| Short problem |
How many lines in the records below contain the word "Baked"? Answer with the number alone.

| Provided information |
· · · · · · ·

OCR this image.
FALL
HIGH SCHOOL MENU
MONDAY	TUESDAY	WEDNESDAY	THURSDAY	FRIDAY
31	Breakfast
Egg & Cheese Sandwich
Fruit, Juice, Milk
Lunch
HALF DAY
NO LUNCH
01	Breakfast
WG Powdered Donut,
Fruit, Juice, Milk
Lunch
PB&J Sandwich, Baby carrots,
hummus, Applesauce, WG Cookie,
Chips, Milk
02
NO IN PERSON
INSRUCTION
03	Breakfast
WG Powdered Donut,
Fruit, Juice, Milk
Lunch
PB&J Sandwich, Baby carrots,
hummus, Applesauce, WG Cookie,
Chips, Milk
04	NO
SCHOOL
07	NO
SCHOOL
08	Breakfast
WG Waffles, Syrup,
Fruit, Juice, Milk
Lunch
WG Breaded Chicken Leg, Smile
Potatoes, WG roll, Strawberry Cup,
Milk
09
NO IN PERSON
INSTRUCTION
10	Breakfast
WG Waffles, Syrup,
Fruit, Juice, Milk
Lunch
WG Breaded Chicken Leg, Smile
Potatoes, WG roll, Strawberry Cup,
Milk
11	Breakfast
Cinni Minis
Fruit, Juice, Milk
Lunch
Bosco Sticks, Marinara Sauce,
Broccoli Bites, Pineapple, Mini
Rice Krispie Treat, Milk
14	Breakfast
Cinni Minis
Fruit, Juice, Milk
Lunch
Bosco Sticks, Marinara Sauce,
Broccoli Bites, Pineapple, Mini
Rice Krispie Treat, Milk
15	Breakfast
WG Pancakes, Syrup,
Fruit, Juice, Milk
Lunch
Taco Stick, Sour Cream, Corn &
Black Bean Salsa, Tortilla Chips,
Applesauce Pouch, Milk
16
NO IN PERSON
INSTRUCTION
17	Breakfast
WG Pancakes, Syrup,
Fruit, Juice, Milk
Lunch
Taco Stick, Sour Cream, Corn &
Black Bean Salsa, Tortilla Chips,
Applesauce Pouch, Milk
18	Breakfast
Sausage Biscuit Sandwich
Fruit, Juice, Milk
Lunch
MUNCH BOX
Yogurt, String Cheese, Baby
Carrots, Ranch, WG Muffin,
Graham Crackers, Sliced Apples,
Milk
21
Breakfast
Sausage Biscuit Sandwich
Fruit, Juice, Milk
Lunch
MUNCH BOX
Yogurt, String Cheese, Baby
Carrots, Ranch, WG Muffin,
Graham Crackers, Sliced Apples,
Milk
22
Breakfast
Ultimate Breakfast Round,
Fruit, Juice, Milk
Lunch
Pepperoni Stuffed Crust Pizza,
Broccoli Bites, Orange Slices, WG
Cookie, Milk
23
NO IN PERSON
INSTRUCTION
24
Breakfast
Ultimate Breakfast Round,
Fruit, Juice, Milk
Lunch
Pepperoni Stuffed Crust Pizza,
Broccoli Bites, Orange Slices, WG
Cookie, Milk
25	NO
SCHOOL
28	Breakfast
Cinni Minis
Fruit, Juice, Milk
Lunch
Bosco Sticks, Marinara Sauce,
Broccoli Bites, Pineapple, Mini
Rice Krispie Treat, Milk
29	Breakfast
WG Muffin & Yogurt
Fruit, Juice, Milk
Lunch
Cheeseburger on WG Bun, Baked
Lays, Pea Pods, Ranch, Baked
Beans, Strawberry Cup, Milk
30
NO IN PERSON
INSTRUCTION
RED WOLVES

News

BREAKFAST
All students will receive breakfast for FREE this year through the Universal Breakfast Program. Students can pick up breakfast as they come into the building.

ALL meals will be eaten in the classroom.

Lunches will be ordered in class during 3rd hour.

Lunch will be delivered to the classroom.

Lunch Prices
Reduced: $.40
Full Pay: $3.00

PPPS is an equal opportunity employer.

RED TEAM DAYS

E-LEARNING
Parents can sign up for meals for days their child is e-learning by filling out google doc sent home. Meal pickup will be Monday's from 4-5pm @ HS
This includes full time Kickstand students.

· · · · · · ·

| Output for this task |
2